Make an exact copy of the entries below.

━━━━━━━━━━━━━━━━━━━━━━━━━━━━━━

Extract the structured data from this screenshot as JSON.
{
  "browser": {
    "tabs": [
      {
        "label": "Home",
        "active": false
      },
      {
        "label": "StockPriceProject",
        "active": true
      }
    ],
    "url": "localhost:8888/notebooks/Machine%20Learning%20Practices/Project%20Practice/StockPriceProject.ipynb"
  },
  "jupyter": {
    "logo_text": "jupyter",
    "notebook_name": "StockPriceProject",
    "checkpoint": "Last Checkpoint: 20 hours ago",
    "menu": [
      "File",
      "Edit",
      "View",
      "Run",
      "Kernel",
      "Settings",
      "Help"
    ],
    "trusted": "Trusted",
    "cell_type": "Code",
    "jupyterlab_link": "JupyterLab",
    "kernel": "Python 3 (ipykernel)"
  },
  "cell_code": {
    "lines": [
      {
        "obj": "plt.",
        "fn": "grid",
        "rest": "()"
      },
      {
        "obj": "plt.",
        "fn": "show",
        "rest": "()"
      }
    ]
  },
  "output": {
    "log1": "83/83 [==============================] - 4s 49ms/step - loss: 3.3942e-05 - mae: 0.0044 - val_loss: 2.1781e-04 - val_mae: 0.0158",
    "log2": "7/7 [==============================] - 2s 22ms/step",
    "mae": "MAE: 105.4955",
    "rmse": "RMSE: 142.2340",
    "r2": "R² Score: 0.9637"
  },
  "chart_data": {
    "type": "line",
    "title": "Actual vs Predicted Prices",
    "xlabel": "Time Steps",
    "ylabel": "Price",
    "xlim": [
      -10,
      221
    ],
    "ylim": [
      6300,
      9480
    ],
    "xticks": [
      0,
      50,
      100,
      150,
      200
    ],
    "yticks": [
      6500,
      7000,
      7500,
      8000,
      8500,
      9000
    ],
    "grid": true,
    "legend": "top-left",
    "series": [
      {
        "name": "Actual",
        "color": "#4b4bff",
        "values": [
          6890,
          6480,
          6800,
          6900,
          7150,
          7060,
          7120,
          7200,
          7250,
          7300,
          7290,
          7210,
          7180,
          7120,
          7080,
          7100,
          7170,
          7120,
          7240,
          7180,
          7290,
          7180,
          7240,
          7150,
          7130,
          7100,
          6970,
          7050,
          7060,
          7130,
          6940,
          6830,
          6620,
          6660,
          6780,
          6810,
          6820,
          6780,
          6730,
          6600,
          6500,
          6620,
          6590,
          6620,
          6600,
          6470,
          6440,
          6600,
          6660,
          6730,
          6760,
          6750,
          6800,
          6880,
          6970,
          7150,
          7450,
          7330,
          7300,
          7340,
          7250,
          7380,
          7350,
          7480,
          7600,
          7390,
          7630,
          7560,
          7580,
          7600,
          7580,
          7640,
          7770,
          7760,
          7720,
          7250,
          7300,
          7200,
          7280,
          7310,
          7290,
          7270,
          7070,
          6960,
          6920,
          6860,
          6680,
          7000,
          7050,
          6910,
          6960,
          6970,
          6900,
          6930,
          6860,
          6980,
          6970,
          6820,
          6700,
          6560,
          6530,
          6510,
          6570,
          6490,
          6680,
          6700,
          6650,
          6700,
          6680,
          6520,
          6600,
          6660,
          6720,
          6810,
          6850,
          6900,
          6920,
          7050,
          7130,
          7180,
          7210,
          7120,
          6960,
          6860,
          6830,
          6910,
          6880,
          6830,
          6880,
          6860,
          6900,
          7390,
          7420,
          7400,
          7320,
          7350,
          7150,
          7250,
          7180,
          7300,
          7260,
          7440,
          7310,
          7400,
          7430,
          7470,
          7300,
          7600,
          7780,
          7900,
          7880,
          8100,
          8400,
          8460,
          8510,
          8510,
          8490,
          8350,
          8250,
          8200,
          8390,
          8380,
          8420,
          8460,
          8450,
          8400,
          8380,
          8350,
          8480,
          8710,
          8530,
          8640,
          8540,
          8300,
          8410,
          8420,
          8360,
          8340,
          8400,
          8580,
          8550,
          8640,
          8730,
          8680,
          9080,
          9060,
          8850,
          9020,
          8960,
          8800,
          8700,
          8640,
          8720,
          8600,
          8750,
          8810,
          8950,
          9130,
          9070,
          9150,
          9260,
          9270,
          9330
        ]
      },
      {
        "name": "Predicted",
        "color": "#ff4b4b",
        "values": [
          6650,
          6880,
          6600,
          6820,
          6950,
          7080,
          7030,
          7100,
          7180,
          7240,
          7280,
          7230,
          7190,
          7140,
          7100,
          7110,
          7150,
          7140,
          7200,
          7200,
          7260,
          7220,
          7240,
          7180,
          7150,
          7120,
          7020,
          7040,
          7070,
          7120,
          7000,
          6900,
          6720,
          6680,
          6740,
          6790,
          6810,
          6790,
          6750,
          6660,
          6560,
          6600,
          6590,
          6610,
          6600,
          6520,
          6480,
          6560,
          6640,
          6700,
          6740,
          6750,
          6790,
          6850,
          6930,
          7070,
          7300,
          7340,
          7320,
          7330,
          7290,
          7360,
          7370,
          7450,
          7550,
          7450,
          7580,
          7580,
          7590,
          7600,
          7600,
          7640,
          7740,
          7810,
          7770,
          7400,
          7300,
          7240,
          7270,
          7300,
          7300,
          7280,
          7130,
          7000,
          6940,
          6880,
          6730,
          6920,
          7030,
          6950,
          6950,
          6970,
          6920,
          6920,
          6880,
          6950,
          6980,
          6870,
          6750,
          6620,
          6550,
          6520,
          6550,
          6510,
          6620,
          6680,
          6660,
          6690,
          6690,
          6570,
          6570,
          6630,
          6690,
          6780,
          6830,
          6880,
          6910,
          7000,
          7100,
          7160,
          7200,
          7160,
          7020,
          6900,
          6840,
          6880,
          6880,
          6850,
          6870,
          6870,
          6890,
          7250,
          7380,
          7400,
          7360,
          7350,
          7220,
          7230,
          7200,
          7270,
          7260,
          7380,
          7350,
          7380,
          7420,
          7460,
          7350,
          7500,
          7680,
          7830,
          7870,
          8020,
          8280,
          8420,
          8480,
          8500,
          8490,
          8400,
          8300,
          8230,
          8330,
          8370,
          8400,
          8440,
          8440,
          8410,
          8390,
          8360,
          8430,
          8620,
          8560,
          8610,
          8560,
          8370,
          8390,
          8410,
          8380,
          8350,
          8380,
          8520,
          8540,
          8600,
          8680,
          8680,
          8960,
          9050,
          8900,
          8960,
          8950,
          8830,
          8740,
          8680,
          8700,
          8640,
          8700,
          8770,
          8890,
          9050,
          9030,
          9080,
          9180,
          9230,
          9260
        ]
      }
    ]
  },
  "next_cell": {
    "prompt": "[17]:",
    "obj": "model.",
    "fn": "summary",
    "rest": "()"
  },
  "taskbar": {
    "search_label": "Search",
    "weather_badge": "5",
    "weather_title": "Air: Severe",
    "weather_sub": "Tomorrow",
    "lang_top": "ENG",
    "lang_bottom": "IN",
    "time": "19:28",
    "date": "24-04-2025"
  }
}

━━━━━━━━━━━━━━━━━━━━━━━━━━━━━━

FULL RESPONSE:
Extract the structured data from this screenshot as JSON.
{
  "browser": {
    "tabs": [
      {
        "label": "Home",
        "active": false
      },
      {
        "label": "StockPriceProject",
        "active": true
      }
    ],
    "url": "localhost:8888/notebooks/Machine%20Learning%20Practices/Project%20Practice/StockPriceProject.ipynb"
  },
  "jupyter": {
    "logo_text": "jupyter",
    "notebook_name": "StockPriceProject",
    "checkpoint": "Last Checkpoint: 20 hours ago",
    "menu": [
      "File",
      "Edit",
      "View",
      "Run",
      "Kernel",
      "Settings",
      "Help"
    ],
    "trusted": "Trusted",
    "cell_type": "Code",
    "jupyterlab_link": "JupyterLab",
    "kernel": "Python 3 (ipykernel)"
  },
  "cell_code": {
    "lines": [
      {
        "obj": "plt.",
        "fn": "grid",
        "rest": "()"
      },
      {
        "obj": "plt.",
        "fn": "show",
        "rest": "()"
      }
    ]
  },
  "output": {
    "log1": "83/83 [==============================] - 4s 49ms/step - loss: 3.3942e-05 - mae: 0.0044 - val_loss: 2.1781e-04 - val_mae: 0.0158",
    "log2": "7/7 [==============================] - 2s 22ms/step",
    "mae": "MAE: 105.4955",
    "rmse": "RMSE: 142.2340",
    "r2": "R² Score: 0.9637"
  },
  "chart_data": {
    "type": "line",
    "title": "Actual vs Predicted Prices",
    "xlabel": "Time Steps",
    "ylabel": "Price",
    "xlim": [
      -10,
      221
    ],
    "ylim": [
      6300,
      9480
    ],
    "xticks": [
      0,
      50,
      100,
      150,
      200
    ],
    "yticks": [
      6500,
      7000,
      7500,
      8000,
      8500,
      9000
    ],
    "grid": true,
    "legend": "top-left",
    "series": [
      {
        "name": "Actual",
        "color": "#4b4bff",
        "values": [
          6890,
          6480,
          6800,
          6900,
          7150,
          7060,
          7120,
          7200,
          7250,
          7300,
          7290,
          7210,
          7180,
          7120,
          7080,
          7100,
          7170,
          7120,
          7240,
          7180,
          7290,
          7180,
          7240,
          7150,
          7130,
          7100,
          6970,
          7050,
          7060,
          7130,
          6940,
          6830,
          6620,
          6660,
          6780,
          6810,
          6820,
          6780,
          6730,
          6600,
          6500,
          6620,
          6590,
          6620,
          6600,
          6470,
          6440,
          6600,
          6660,
          6730,
          6760,
          6750,
          6800,
          6880,
          6970,
          7150,
          7450,
          7330,
          7300,
          7340,
          7250,
          7380,
          7350,
          7480,
          7600,
          7390,
          7630,
          7560,
          7580,
          7600,
          7580,
          7640,
          7770,
          7760,
          7720,
          7250,
          7300,
          7200,
          7280,
          7310,
          7290,
          7270,
          7070,
          6960,
          6920,
          6860,
          6680,
          7000,
          7050,
          6910,
          6960,
          6970,
          6900,
          6930,
          6860,
          6980,
          6970,
          6820,
          6700,
          6560,
          6530,
          6510,
          6570,
          6490,
          6680,
          6700,
          6650,
          6700,
          6680,
          6520,
          6600,
          6660,
          6720,
          6810,
          6850,
          6900,
          6920,
          7050,
          7130,
          7180,
          7210,
          7120,
          6960,
          6860,
          6830,
          6910,
          6880,
          6830,
          6880,
          6860,
          6900,
          7390,
          7420,
          7400,
          7320,
          7350,
          7150,
          7250,
          7180,
          7300,
          7260,
          7440,
          7310,
          7400,
          7430,
          7470,
          7300,
          7600,
          7780,
          7900,
          7880,
          8100,
          8400,
          8460,
          8510,
          8510,
          8490,
          8350,
          8250,
          8200,
          8390,
          8380,
          8420,
          8460,
          8450,
          8400,
          8380,
          8350,
          8480,
          8710,
          8530,
          8640,
          8540,
          8300,
          8410,
          8420,
          8360,
          8340,
          8400,
          8580,
          8550,
          8640,
          8730,
          8680,
          9080,
          9060,
          8850,
          9020,
          8960,
          8800,
          8700,
          8640,
          8720,
          8600,
          8750,
          8810,
          8950,
          9130,
          9070,
          9150,
          9260,
          9270,
          9330
        ]
      },
      {
        "name": "Predicted",
        "color": "#ff4b4b",
        "values": [
          6650,
          6880,
          6600,
          6820,
          6950,
          7080,
          7030,
          7100,
          7180,
          7240,
          7280,
          7230,
          7190,
          7140,
          7100,
          7110,
          7150,
          7140,
          7200,
          7200,
          7260,
          7220,
          7240,
          7180,
          7150,
          7120,
          7020,
          7040,
          7070,
          7120,
          7000,
          6900,
          6720,
          6680,
          6740,
          6790,
          6810,
          6790,
          6750,
          6660,
          6560,
          6600,
          6590,
          6610,
          6600,
          6520,
          6480,
          6560,
          6640,
          6700,
          6740,
          6750,
          6790,
          6850,
          6930,
          7070,
          7300,
          7340,
          7320,
          7330,
          7290,
          7360,
          7370,
          7450,
          7550,
          7450,
          7580,
          7580,
          7590,
          7600,
          7600,
          7640,
          7740,
          7810,
          7770,
          7400,
          7300,
          7240,
          7270,
          7300,
          7300,
          7280,
          7130,
          7000,
          6940,
          6880,
          6730,
          6920,
          7030,
          6950,
          6950,
          6970,
          6920,
          6920,
          6880,
          6950,
          6980,
          6870,
          6750,
          6620,
          6550,
          6520,
          6550,
          6510,
          6620,
          6680,
          6660,
          6690,
          6690,
          6570,
          6570,
          6630,
          6690,
          6780,
          6830,
          6880,
          6910,
          7000,
          7100,
          7160,
          7200,
          7160,
          7020,
          6900,
          6840,
          6880,
          6880,
          6850,
          6870,
          6870,
          6890,
          7250,
          7380,
          7400,
          7360,
          7350,
          7220,
          7230,
          7200,
          7270,
          7260,
          7380,
          7350,
          7380,
          7420,
          7460,
          7350,
          7500,
          7680,
          7830,
          7870,
          8020,
          8280,
          8420,
          8480,
          8500,
          8490,
          8400,
          8300,
          8230,
          8330,
          8370,
          8400,
          8440,
          8440,
          8410,
          8390,
          8360,
          8430,
          8620,
          8560,
          8610,
          8560,
          8370,
          8390,
          8410,
          8380,
          8350,
          8380,
          8520,
          8540,
          8600,
          8680,
          8680,
          8960,
          9050,
          8900,
          8960,
          8950,
          8830,
          8740,
          8680,
          8700,
          8640,
          8700,
          8770,
          8890,
          9050,
          9030,
          9080,
          9180,
          9230,
          9260
        ]
      }
    ]
  },
  "next_cell": {
    "prompt": "[17]:",
    "obj": "model.",
    "fn": "summary",
    "rest": "()"
  },
  "taskbar": {
    "search_label": "Search",
    "weather_badge": "5",
    "weather_title": "Air: Severe",
    "weather_sub": "Tomorrow",
    "lang_top": "ENG",
    "lang_bottom": "IN",
    "time": "19:28",
    "date": "24-04-2025"
  }
}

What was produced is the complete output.